*Prompt*. Take from the listing each line that has the string "Guardian".

*Provided material*.
# # # # #
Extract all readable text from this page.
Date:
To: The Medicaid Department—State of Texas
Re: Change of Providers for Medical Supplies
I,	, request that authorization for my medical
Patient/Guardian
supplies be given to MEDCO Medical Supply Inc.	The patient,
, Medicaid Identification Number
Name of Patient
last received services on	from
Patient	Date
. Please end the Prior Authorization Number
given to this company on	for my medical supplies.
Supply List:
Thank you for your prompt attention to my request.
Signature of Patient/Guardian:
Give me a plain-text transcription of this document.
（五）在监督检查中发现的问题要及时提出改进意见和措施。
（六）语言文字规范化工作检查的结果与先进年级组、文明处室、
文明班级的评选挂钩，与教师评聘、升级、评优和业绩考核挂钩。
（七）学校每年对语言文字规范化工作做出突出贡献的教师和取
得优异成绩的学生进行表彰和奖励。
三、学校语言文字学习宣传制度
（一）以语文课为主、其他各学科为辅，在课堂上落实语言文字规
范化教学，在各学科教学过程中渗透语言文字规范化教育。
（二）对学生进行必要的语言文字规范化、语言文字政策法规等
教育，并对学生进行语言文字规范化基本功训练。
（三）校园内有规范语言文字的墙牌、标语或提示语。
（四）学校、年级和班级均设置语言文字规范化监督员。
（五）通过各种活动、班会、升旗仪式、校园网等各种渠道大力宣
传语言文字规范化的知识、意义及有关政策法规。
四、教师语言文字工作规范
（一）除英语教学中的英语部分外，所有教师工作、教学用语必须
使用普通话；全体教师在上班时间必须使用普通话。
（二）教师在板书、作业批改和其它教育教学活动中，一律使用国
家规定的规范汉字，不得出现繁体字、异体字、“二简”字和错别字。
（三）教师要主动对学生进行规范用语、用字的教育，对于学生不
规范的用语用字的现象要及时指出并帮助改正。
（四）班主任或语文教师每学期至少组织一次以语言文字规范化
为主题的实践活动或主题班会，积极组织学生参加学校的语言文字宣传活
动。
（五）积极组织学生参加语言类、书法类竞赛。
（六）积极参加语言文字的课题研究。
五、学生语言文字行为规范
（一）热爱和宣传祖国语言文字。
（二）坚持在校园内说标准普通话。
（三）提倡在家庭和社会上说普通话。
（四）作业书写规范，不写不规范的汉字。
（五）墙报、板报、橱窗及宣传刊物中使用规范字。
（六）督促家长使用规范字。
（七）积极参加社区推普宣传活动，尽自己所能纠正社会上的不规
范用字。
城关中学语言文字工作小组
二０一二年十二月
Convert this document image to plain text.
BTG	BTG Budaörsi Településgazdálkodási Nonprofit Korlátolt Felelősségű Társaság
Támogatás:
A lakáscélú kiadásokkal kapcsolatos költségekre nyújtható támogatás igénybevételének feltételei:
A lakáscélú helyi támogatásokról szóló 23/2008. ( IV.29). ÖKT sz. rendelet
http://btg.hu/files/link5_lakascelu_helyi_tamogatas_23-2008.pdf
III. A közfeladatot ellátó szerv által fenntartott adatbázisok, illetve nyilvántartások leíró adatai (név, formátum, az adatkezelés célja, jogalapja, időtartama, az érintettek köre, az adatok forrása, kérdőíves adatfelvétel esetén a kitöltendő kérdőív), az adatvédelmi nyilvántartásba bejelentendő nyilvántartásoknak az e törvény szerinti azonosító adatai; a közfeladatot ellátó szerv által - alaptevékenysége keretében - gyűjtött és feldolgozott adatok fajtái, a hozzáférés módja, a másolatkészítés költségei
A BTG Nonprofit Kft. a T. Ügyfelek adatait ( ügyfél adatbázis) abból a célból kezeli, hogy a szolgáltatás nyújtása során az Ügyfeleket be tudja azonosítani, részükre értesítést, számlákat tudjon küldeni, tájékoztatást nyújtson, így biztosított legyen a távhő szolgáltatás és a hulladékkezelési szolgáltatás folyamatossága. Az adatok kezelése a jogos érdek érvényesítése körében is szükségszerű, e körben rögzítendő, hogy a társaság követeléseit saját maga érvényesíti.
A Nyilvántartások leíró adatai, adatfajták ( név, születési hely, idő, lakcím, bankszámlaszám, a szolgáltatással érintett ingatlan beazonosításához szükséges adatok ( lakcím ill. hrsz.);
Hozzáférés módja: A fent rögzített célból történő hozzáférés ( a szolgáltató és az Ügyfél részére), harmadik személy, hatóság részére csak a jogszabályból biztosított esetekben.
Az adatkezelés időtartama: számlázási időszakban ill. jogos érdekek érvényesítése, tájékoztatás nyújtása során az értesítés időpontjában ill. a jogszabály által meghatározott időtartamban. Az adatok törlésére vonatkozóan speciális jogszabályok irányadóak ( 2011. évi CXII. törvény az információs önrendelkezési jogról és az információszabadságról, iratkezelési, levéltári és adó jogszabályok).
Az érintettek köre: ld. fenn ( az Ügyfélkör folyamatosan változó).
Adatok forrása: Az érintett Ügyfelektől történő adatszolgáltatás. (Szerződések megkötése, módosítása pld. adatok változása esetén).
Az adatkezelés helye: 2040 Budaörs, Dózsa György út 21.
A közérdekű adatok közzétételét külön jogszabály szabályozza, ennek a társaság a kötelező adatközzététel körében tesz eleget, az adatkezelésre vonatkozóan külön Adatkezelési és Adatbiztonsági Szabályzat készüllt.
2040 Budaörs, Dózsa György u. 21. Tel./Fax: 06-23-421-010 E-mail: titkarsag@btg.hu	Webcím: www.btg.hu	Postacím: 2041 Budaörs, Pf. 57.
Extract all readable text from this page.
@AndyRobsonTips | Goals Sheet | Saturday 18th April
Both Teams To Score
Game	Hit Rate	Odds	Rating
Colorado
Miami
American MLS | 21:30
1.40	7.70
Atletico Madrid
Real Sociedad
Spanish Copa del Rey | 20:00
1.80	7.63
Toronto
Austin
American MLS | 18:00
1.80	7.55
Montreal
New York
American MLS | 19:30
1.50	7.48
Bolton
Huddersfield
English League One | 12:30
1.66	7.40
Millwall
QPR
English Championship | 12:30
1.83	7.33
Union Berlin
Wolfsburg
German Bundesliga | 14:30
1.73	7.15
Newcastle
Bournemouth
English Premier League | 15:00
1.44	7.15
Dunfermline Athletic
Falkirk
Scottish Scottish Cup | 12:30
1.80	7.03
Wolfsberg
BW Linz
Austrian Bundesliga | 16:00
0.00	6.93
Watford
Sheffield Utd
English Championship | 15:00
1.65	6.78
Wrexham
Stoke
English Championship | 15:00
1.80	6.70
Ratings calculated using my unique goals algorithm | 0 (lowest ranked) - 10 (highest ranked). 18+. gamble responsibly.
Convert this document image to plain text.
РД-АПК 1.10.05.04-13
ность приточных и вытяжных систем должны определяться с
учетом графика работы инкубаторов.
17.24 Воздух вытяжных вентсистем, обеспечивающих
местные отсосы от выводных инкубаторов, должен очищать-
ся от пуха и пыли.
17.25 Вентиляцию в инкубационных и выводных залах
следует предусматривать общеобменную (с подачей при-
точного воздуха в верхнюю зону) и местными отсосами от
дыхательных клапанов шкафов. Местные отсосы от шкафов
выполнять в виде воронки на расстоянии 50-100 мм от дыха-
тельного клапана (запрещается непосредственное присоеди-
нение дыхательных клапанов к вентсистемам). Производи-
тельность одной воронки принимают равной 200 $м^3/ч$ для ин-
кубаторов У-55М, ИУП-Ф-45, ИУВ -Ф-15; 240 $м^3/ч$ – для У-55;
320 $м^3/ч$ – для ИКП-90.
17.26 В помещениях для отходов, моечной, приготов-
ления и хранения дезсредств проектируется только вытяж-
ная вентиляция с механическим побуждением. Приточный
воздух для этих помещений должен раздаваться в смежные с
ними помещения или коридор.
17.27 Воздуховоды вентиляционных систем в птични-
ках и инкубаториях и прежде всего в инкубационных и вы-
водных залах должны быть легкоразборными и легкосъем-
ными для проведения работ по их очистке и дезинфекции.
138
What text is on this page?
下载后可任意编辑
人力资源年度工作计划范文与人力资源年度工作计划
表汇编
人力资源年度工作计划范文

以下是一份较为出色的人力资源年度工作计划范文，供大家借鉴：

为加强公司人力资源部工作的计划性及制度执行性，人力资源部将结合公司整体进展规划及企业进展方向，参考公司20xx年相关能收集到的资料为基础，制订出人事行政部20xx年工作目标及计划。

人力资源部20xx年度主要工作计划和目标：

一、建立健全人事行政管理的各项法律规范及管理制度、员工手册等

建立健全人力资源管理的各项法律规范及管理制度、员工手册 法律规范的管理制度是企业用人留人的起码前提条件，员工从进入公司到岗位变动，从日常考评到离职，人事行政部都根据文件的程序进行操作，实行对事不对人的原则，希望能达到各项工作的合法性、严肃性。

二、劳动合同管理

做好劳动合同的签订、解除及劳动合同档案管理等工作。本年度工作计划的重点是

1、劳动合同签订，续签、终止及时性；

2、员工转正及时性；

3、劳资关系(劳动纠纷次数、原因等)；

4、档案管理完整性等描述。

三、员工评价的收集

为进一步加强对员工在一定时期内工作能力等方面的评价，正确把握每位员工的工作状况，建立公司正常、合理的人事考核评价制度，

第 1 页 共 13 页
# # # # #
*Correct response*.
Patient/Guardian
Signature of Patient/Guardian:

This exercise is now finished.